TASK INPUTS:
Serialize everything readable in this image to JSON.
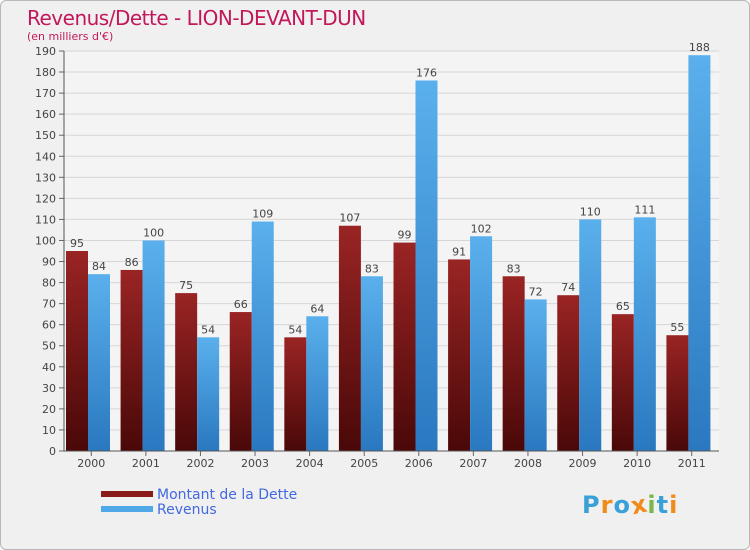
{
  "header": {
    "title": "Revenus/Dette - LION-DEVANT-DUN",
    "subtitle": "(en milliers d'€)"
  },
  "legend": [
    {
      "label": "Montant de la Dette",
      "color": "#8b1a1a"
    },
    {
      "label": "Revenus",
      "color": "#4fa8e8"
    }
  ],
  "logo": {
    "text": "Proxiti",
    "letters": [
      {
        "char": "P",
        "color": "#3aa0d8"
      },
      {
        "char": "r",
        "color": "#f08c1a"
      },
      {
        "char": "o",
        "color": "#3aa0d8"
      },
      {
        "char": "x",
        "color": "#f08c1a"
      },
      {
        "char": "i",
        "color": "#7ab648"
      },
      {
        "char": "t",
        "color": "#3aa0d8"
      },
      {
        "char": "i",
        "color": "#f08c1a"
      }
    ]
  },
  "chart_data": {
    "type": "bar",
    "categories": [
      "2000",
      "2001",
      "2002",
      "2003",
      "2004",
      "2005",
      "2006",
      "2007",
      "2008",
      "2009",
      "2010",
      "2011"
    ],
    "series": [
      {
        "name": "Montant de la Dette",
        "color": "#8b1a1a",
        "values": [
          95,
          86,
          75,
          66,
          54,
          107,
          99,
          91,
          83,
          74,
          65,
          55
        ]
      },
      {
        "name": "Revenus",
        "color": "#4fa8e8",
        "values": [
          84,
          100,
          54,
          109,
          64,
          83,
          176,
          102,
          72,
          110,
          111,
          188
        ]
      }
    ],
    "ylim": [
      0,
      190
    ],
    "ytick_step": 10,
    "grid": true,
    "legend_position": "bottom-left"
  }
}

WRITTEN INSTRUCTION:
Transcribe all of the material exactly, leaving out whatever pictures it contains.

ANSWER BELOW:
Serialize everything readable in this image to JSON.
{
  "header": {
    "title": "Revenus/Dette - LION-DEVANT-DUN",
    "subtitle": "(en milliers d'€)"
  },
  "legend": [
    {
      "label": "Montant de la Dette",
      "color": "#8b1a1a"
    },
    {
      "label": "Revenus",
      "color": "#4fa8e8"
    }
  ],
  "logo": {
    "text": "Proxiti",
    "letters": [
      {
        "char": "P",
        "color": "#3aa0d8"
      },
      {
        "char": "r",
        "color": "#f08c1a"
      },
      {
        "char": "o",
        "color": "#3aa0d8"
      },
      {
        "char": "x",
        "color": "#f08c1a"
      },
      {
        "char": "i",
        "color": "#7ab648"
      },
      {
        "char": "t",
        "color": "#3aa0d8"
      },
      {
        "char": "i",
        "color": "#f08c1a"
      }
    ]
  },
  "chart_data": {
    "type": "bar",
    "categories": [
      "2000",
      "2001",
      "2002",
      "2003",
      "2004",
      "2005",
      "2006",
      "2007",
      "2008",
      "2009",
      "2010",
      "2011"
    ],
    "series": [
      {
        "name": "Montant de la Dette",
        "color": "#8b1a1a",
        "values": [
          95,
          86,
          75,
          66,
          54,
          107,
          99,
          91,
          83,
          74,
          65,
          55
        ]
      },
      {
        "name": "Revenus",
        "color": "#4fa8e8",
        "values": [
          84,
          100,
          54,
          109,
          64,
          83,
          176,
          102,
          72,
          110,
          111,
          188
        ]
      }
    ],
    "ylim": [
      0,
      190
    ],
    "ytick_step": 10,
    "grid": true,
    "legend_position": "bottom-left"
  }
}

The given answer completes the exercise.